SHORT PROBLEM
Return, word for word, every line that follows.

--- start of RECORDED DATA ---

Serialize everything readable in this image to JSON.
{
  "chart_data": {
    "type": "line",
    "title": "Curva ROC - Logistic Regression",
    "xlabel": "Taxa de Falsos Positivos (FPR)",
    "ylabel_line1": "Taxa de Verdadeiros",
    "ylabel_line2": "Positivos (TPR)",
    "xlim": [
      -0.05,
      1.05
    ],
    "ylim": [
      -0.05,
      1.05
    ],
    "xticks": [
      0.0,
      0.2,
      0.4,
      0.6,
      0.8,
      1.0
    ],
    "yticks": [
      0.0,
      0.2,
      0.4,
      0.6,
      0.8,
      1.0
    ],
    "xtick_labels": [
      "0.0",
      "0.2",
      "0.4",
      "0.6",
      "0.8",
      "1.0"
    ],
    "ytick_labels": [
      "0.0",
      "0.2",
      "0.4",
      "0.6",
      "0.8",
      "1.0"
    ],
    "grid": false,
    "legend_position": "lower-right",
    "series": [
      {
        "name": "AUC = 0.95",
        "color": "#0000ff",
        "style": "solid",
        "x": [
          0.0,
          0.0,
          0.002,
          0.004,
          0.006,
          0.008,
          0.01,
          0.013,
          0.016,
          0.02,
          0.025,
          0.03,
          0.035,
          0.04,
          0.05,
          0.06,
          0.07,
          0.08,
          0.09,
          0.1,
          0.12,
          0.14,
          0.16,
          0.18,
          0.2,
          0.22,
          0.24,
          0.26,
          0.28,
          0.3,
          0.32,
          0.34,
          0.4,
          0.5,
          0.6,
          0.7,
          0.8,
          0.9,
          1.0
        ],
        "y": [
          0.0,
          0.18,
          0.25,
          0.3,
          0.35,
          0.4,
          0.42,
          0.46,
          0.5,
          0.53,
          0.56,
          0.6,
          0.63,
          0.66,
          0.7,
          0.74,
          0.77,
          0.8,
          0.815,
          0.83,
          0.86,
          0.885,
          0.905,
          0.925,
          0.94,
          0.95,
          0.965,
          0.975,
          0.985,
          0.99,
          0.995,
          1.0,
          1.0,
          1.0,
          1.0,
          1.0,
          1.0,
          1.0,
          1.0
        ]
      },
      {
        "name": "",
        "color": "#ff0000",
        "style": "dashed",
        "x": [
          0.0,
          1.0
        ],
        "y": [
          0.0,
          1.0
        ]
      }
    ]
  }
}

--- end of RECORDED DATA ---

TASK ANSWER
Serialize everything readable in this image to JSON.
{
  "chart_data": {
    "type": "line",
    "title": "Curva ROC - Logistic Regression",
    "xlabel": "Taxa de Falsos Positivos (FPR)",
    "ylabel_line1": "Taxa de Verdadeiros",
    "ylabel_line2": "Positivos (TPR)",
    "xlim": [
      -0.05,
      1.05
    ],
    "ylim": [
      -0.05,
      1.05
    ],
    "xticks": [
      0.0,
      0.2,
      0.4,
      0.6,
      0.8,
      1.0
    ],
    "yticks": [
      0.0,
      0.2,
      0.4,
      0.6,
      0.8,
      1.0
    ],
    "xtick_labels": [
      "0.0",
      "0.2",
      "0.4",
      "0.6",
      "0.8",
      "1.0"
    ],
    "ytick_labels": [
      "0.0",
      "0.2",
      "0.4",
      "0.6",
      "0.8",
      "1.0"
    ],
    "grid": false,
    "legend_position": "lower-right",
    "series": [
      {
        "name": "AUC = 0.95",
        "color": "#0000ff",
        "style": "solid",
        "x": [
          0.0,
          0.0,
          0.002,
          0.004,
          0.006,
          0.008,
          0.01,
          0.013,
          0.016,
          0.02,
          0.025,
          0.03,
          0.035,
          0.04,
          0.05,
          0.06,
          0.07,
          0.08,
          0.09,
          0.1,
          0.12,
          0.14,
          0.16,
          0.18,
          0.2,
          0.22,
          0.24,
          0.26,
          0.28,
          0.3,
          0.32,
          0.34,
          0.4,
          0.5,
          0.6,
          0.7,
          0.8,
          0.9,
          1.0
        ],
        "y": [
          0.0,
          0.18,
          0.25,
          0.3,
          0.35,
          0.4,
          0.42,
          0.46,
          0.5,
          0.53,
          0.56,
          0.6,
          0.63,
          0.66,
          0.7,
          0.74,
          0.77,
          0.8,
          0.815,
          0.83,
          0.86,
          0.885,
          0.905,
          0.925,
          0.94,
          0.95,
          0.965,
          0.975,
          0.985,
          0.99,
          0.995,
          1.0,
          1.0,
          1.0,
          1.0,
          1.0,
          1.0,
          1.0,
          1.0
        ]
      },
      {
        "name": "",
        "color": "#ff0000",
        "style": "dashed",
        "x": [
          0.0,
          1.0
        ],
        "y": [
          0.0,
          1.0
        ]
      }
    ]
  }
}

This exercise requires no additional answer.